• Data shown:
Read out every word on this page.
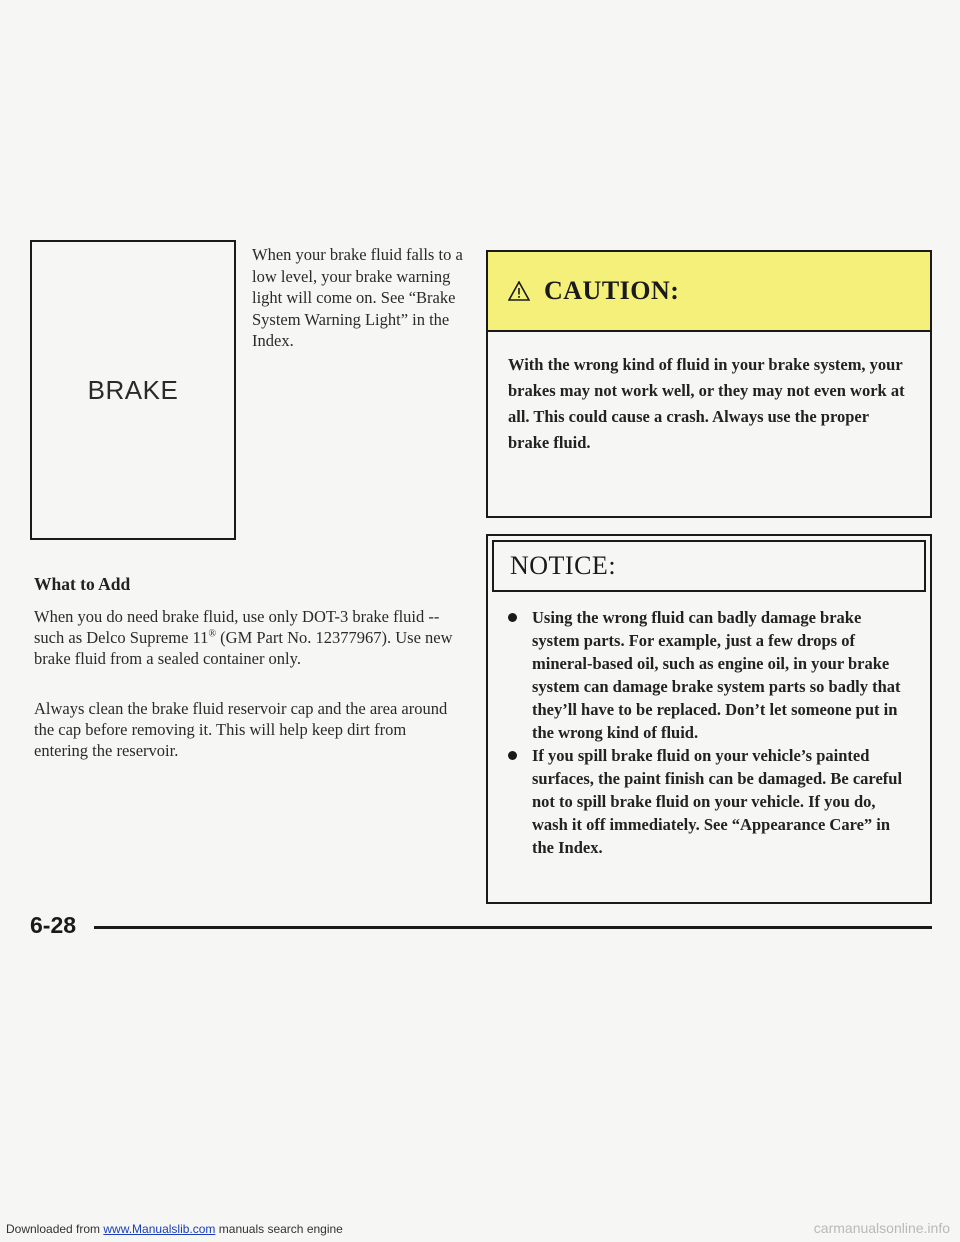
BRAKE
When your brake fluid falls to a low level, your brake warning light will come on. See “Brake System Warning Light” in the Index.
CAUTION:
With the wrong kind of fluid in your brake system, your brakes may not work well, or they may not even work at all. This could cause a crash. Always use the proper brake fluid.
NOTICE:
Using the wrong fluid can badly damage brake system parts. For example, just a few drops of mineral-based oil, such as engine oil, in your brake system can damage brake system parts so badly that they’ll have to be replaced. Don’t let someone put in the wrong kind of fluid.
If you spill brake fluid on your vehicle’s painted surfaces, the paint finish can be damaged. Be careful not to spill brake fluid on your vehicle. If you do, wash it off immediately. See “Appearance Care” in the Index.
What to Add

When you do need brake fluid, use only DOT-3 brake fluid -- such as Delco Supreme 11® (GM Part No. 12377967). Use new brake fluid from a sealed container only.

Always clean the brake fluid reservoir cap and the area around the cap before removing it. This will help keep dirt from entering the reservoir.

6-28
Downloaded from www.Manualslib.com manuals search engine	carmanualsonline.info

• Your task: Reproduce all of the data exactly; the pictures do not belong in the copy.

• Answer to this exercise:
Read out every word on this page.
BRAKE
When your brake fluid falls to a low level, your brake warning light will come on. See “Brake System Warning Light” in the Index.
CAUTION:
With the wrong kind of fluid in your brake system, your brakes may not work well, or they may not even work at all. This could cause a crash. Always use the proper brake fluid.
NOTICE:
Using the wrong fluid can badly damage brake system parts. For example, just a few drops of mineral-based oil, such as engine oil, in your brake system can damage brake system parts so badly that they’ll have to be replaced. Don’t let someone put in the wrong kind of fluid.
If you spill brake fluid on your vehicle’s painted surfaces, the paint finish can be damaged. Be careful not to spill brake fluid on your vehicle. If you do, wash it off immediately. See “Appearance Care” in the Index.
What to Add

When you do need brake fluid, use only DOT-3 brake fluid -- such as Delco Supreme 11® (GM Part No. 12377967). Use new brake fluid from a sealed container only.

Always clean the brake fluid reservoir cap and the area around the cap before removing it. This will help keep dirt from entering the reservoir.

6-28
Downloaded from www.Manualslib.com manuals search engine	carmanualsonline.info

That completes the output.